* START The records *

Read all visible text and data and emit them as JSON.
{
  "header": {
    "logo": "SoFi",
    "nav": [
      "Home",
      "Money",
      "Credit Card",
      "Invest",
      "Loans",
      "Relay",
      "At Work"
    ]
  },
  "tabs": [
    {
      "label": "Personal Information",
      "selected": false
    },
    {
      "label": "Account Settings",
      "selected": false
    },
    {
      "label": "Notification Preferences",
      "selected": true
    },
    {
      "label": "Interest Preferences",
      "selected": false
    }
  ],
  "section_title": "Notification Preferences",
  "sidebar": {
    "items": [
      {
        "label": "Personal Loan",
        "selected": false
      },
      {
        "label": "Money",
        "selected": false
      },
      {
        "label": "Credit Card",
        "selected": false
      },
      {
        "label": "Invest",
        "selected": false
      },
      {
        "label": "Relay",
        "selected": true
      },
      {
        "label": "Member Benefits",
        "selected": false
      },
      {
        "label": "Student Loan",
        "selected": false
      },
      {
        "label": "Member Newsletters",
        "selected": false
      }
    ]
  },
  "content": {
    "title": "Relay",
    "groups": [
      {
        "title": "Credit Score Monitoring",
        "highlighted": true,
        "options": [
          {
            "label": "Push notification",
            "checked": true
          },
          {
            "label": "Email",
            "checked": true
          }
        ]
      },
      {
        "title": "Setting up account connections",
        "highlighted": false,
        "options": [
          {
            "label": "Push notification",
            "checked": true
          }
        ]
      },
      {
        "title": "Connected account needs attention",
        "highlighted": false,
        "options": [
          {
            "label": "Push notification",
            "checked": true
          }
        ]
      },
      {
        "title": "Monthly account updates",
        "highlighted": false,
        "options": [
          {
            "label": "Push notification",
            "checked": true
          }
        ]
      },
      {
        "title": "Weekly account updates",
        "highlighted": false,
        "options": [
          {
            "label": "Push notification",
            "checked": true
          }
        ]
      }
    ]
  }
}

* END The records *

Using the listing above, gather each line that holds the string "Personal" and copy it.

      "label": "Personal Information",
        "label": "Personal Loan",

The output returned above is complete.